Exercise:
Copy each line below in which the string "общего" occurs.

Records:
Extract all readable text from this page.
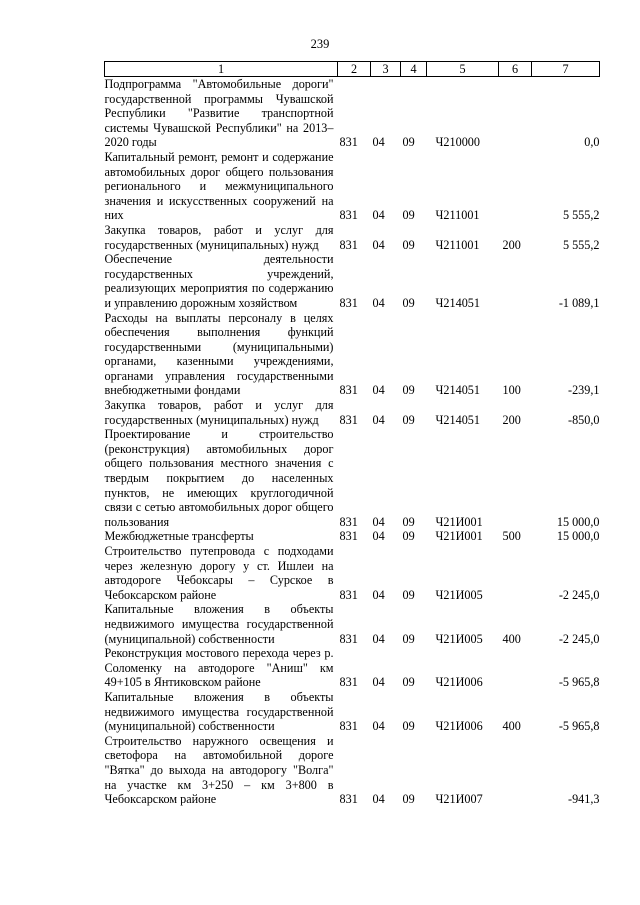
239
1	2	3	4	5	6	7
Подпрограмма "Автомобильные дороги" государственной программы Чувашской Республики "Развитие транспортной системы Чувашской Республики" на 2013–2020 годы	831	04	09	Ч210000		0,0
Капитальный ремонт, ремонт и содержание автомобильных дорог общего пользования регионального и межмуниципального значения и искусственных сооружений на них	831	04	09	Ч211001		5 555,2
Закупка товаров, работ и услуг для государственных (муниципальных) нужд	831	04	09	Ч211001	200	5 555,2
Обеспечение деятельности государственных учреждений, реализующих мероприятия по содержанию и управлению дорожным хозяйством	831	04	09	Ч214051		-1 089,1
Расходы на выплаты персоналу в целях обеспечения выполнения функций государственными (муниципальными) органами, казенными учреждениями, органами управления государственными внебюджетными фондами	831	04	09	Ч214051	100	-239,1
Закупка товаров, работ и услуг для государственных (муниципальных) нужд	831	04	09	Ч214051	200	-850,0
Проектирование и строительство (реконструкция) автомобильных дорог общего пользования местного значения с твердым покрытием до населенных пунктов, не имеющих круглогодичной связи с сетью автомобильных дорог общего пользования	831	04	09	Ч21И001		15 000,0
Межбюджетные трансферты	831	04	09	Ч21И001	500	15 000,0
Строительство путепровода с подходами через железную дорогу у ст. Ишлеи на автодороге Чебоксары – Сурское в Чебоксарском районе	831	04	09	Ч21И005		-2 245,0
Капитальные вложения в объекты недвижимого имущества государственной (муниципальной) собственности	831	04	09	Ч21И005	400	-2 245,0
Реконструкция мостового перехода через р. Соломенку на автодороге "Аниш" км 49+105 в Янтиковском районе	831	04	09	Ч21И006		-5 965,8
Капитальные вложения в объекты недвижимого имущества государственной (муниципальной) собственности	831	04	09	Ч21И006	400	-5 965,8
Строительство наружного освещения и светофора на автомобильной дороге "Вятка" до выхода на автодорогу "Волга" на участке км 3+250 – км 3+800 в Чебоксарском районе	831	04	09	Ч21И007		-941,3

==

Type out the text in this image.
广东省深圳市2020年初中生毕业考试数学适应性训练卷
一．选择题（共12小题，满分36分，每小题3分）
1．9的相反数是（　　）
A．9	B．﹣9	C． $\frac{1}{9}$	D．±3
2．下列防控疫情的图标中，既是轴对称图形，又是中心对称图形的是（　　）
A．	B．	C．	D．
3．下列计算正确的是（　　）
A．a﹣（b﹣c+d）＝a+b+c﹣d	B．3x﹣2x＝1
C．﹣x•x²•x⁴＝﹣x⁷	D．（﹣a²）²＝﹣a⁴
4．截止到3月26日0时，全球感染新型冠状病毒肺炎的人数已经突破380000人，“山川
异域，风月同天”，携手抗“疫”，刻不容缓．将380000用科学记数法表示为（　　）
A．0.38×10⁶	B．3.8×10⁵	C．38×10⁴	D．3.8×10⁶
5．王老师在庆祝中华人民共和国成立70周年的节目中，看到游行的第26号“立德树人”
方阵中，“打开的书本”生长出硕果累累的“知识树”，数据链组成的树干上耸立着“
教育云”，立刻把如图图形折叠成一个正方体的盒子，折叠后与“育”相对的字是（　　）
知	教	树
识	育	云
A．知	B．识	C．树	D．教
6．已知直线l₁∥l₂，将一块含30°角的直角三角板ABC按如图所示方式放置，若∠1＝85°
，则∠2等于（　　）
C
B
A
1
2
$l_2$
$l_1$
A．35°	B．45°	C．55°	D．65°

Output of the task:
Капитальный ремонт, ремонт и содержание автомобильных дорог общего пользования регионального и межмуниципального значения и искусственных сооружений на них	831	04	09	Ч211001		5 555,2
Проектирование и строительство (реконструкция) автомобильных дорог общего пользования местного значения с твердым покрытием до населенных пунктов, не имеющих круглогодичной связи с сетью автомобильных дорог общего пользования	831	04	09	Ч21И001		15 000,0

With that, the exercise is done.